TEXT EXCERPT:
C. [DEFENDANT] DID NOT PROVIDE VOLUNTARY, UNEQUIVOCAL CONSENT TO THE SEARCH OF THE TRUNK.
POINT II
THE STATE'S RELIANCE ON AN INFERENCE THAT [DEFENDANT] WAS GUILTY OF POSSESSING THE HANDGUN, AND THE ACCOMPANYING INSTRUCTION TO THE JURY THAT IT COULD FIND HE POSSESSED THE HANDGUN ON A "MORE PROBABLE THAN NOT" STANDARD, VIOLATED [DEFENDANT'S]
CONSTITUTIONAL RIGHTS. (Not Raised Below) A. THE STATUTORY INFERENCES OF N.J.S.A. 2C:39-2 UNCONSTITUTIONALLY ABRIDGE THE STATE'S BURDEN OF PROOF AND THE RIGHT OF A JURY FACTFINDER. B. REGARDLESS OF THE
CONSTITUTIONALITY OF N.J.S.A. 2C:39-2, THE JUDGE'S INSTRUCTIONS UNCONSTITUTIONALLY DILUTED THE STATE'S BURDEN OF PROOF ON AN ESSENTIAL ELEMENT OF THE OFFENSE AND PREVENTED THE JURY FROM PROPERLY
CONSIDERING [DEFENDANT'S] DEFENSE.

DATA ENTRIES:
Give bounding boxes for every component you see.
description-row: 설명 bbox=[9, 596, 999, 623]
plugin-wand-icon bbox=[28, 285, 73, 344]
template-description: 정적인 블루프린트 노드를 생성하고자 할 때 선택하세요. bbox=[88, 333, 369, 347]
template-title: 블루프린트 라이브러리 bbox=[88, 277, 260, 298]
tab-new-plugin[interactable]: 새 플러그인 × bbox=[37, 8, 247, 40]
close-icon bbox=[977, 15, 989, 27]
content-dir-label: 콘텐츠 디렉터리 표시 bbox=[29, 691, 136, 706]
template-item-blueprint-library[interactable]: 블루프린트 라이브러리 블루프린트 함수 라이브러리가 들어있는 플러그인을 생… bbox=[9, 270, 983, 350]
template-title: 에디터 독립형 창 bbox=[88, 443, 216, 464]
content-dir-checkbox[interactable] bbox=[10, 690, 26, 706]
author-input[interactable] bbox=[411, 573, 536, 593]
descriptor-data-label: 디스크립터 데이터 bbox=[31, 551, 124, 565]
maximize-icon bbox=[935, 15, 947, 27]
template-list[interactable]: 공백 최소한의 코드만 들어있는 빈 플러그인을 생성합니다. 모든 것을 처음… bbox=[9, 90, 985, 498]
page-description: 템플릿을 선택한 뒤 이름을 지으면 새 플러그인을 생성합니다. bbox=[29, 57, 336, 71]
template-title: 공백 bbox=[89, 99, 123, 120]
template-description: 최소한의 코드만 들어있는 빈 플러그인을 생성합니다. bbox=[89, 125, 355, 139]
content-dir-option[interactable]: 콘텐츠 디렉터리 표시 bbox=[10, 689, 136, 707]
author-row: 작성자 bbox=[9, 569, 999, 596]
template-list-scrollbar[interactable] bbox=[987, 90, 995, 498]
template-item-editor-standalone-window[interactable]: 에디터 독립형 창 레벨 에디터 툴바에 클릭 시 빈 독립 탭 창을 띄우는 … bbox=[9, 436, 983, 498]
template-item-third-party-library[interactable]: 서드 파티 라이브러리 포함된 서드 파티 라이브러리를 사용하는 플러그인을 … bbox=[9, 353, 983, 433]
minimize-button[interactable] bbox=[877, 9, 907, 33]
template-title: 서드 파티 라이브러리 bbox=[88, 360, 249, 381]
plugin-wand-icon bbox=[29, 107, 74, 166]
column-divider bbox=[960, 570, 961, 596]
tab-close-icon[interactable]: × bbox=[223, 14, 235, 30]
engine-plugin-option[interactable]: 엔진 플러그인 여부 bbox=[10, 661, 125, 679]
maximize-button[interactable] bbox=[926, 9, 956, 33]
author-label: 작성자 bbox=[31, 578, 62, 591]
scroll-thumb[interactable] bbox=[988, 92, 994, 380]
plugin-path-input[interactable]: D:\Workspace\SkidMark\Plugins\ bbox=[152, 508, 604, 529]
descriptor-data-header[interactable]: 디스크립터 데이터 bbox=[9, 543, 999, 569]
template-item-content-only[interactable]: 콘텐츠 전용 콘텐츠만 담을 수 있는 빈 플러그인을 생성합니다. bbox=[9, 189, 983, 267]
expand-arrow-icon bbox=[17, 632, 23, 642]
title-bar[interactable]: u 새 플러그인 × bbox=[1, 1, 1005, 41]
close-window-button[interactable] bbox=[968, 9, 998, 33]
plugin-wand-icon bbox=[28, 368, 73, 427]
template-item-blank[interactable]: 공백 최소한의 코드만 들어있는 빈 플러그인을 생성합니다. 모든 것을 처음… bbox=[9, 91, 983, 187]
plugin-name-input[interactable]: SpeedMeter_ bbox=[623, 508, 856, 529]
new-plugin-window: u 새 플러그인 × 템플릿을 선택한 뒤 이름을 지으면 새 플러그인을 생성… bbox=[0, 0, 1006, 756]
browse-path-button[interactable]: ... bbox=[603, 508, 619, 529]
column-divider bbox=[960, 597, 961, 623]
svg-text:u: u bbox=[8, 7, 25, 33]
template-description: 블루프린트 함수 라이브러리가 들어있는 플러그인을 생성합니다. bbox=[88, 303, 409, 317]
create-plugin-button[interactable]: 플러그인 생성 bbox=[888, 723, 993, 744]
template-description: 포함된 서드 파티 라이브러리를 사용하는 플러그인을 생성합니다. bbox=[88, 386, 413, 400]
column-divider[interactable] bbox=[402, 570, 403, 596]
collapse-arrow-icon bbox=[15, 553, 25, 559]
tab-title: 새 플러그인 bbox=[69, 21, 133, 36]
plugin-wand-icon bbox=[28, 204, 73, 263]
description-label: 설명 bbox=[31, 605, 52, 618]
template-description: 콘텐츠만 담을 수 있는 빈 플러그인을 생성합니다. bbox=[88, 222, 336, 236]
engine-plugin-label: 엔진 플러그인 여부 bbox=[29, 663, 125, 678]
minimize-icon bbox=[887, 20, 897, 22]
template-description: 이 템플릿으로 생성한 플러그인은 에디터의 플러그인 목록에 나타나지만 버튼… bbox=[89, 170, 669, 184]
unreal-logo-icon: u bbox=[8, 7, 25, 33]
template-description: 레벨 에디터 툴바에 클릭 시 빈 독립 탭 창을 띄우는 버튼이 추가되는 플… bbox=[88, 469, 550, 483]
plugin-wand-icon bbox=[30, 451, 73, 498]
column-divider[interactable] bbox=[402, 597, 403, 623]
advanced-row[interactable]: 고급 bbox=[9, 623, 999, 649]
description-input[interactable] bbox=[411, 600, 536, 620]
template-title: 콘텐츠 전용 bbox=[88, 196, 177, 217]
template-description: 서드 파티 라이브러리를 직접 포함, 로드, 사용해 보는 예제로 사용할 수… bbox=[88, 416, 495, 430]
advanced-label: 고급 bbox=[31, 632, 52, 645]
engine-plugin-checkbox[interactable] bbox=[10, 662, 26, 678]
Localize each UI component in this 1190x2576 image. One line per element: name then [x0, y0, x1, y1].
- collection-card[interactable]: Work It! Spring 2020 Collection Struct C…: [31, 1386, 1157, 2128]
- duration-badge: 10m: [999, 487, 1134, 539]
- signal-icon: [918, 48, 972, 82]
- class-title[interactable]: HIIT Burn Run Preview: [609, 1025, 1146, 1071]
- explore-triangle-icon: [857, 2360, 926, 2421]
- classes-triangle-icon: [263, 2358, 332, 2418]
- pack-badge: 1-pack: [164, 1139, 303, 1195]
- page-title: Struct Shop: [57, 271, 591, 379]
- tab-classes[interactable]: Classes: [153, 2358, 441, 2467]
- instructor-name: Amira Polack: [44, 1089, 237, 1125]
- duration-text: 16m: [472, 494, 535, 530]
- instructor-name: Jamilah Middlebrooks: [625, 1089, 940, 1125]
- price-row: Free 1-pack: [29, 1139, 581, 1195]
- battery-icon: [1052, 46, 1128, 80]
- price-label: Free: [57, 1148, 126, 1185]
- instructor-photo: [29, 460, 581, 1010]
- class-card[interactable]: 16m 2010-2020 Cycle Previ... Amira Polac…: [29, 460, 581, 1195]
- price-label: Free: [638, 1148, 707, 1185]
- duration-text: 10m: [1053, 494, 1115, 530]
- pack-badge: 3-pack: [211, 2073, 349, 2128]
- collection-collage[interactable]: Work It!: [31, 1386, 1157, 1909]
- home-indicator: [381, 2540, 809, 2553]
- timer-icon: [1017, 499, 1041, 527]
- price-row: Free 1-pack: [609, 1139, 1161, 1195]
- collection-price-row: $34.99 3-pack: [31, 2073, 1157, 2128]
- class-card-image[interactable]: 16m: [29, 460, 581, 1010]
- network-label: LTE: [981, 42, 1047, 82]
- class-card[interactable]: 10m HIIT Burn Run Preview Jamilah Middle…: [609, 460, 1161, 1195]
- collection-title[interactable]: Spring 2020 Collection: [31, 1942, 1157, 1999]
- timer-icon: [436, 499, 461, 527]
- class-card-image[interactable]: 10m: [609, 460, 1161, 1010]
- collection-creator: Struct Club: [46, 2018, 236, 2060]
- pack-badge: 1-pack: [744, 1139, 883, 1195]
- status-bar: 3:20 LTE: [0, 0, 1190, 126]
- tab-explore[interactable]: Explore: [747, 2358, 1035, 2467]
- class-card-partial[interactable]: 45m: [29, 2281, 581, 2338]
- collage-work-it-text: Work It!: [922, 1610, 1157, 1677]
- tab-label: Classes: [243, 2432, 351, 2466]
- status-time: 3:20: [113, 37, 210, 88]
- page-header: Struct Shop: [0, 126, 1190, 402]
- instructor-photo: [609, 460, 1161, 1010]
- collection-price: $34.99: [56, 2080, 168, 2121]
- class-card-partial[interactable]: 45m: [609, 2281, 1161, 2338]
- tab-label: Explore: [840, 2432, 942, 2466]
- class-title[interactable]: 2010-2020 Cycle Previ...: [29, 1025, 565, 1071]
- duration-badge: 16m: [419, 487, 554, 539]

TASK INSTRUCTIONS:
1. Which lettered subheadings appear in the brief excerpt? Give each one in full, with its letter.
2. Pull out the lines of the records from the very first one through the line containing "descriptor-data-header[interactable]: 디스크립터 데이터", inclusive, and reproduce them verbatim.

SOLUTIONS BY TASK:
1.
C. [DEFENDANT] DID NOT PROVIDE VOLUNTARY, UNEQUIVOCAL CONSENT TO THE SEARCH OF THE TRUNK.
A. THE STATUTORY INFERENCES OF N.J.S.A. 2C:39-2 UNCONSTITUTIONALLY ABRIDGE THE STATE'S BURDEN OF PROOF AND THE RIGHT OF A JURY FACTFINDER.
B. REGARDLESS OF THE CONSTITUTIONALITY OF N.J.S.A. 2C:39-2, THE JUDGE'S INSTRUCTIONS UNCONSTITUTIONALLY DILUTED THE STATE'S BURDEN OF PROOF ON AN ESSENTIAL ELEMENT OF THE OFFENSE AND PREVENTED THE JURY FROM PROPERLY CONSIDERING [DEFENDANT'S] DEFENSE.

2.
Give bounding boxes for every component you see.
description-row: 설명 bbox=[9, 596, 999, 623]
plugin-wand-icon bbox=[28, 285, 73, 344]
template-description: 정적인 블루프린트 노드를 생성하고자 할 때 선택하세요. bbox=[88, 333, 369, 347]
template-title: 블루프린트 라이브러리 bbox=[88, 277, 260, 298]
tab-new-plugin[interactable]: 새 플러그인 × bbox=[37, 8, 247, 40]
close-icon bbox=[977, 15, 989, 27]
content-dir-label: 콘텐츠 디렉터리 표시 bbox=[29, 691, 136, 706]
template-item-blueprint-library[interactable]: 블루프린트 라이브러리 블루프린트 함수 라이브러리가 들어있는 플러그인을 생… bbox=[9, 270, 983, 350]
template-title: 에디터 독립형 창 bbox=[88, 443, 216, 464]
content-dir-checkbox[interactable] bbox=[10, 690, 26, 706]
author-input[interactable] bbox=[411, 573, 536, 593]
descriptor-data-label: 디스크립터 데이터 bbox=[31, 551, 124, 565]
maximize-icon bbox=[935, 15, 947, 27]
template-list[interactable]: 공백 최소한의 코드만 들어있는 빈 플러그인을 생성합니다. 모든 것을 처음… bbox=[9, 90, 985, 498]
page-description: 템플릿을 선택한 뒤 이름을 지으면 새 플러그인을 생성합니다. bbox=[29, 57, 336, 71]
template-title: 공백 bbox=[89, 99, 123, 120]
template-description: 최소한의 코드만 들어있는 빈 플러그인을 생성합니다. bbox=[89, 125, 355, 139]
content-dir-option[interactable]: 콘텐츠 디렉터리 표시 bbox=[10, 689, 136, 707]
author-row: 작성자 bbox=[9, 569, 999, 596]
template-list-scrollbar[interactable] bbox=[987, 90, 995, 498]
template-item-editor-standalone-window[interactable]: 에디터 독립형 창 레벨 에디터 툴바에 클릭 시 빈 독립 탭 창을 띄우는 … bbox=[9, 436, 983, 498]
template-item-third-party-library[interactable]: 서드 파티 라이브러리 포함된 서드 파티 라이브러리를 사용하는 플러그인을 … bbox=[9, 353, 983, 433]
minimize-button[interactable] bbox=[877, 9, 907, 33]
template-title: 서드 파티 라이브러리 bbox=[88, 360, 249, 381]
plugin-wand-icon bbox=[29, 107, 74, 166]
column-divider bbox=[960, 570, 961, 596]
tab-close-icon[interactable]: × bbox=[223, 14, 235, 30]
engine-plugin-option[interactable]: 엔진 플러그인 여부 bbox=[10, 661, 125, 679]
maximize-button[interactable] bbox=[926, 9, 956, 33]
author-label: 작성자 bbox=[31, 578, 62, 591]
scroll-thumb[interactable] bbox=[988, 92, 994, 380]
plugin-path-input[interactable]: D:\Workspace\SkidMark\Plugins\ bbox=[152, 508, 604, 529]
descriptor-data-header[interactable]: 디스크립터 데이터 bbox=[9, 543, 999, 569]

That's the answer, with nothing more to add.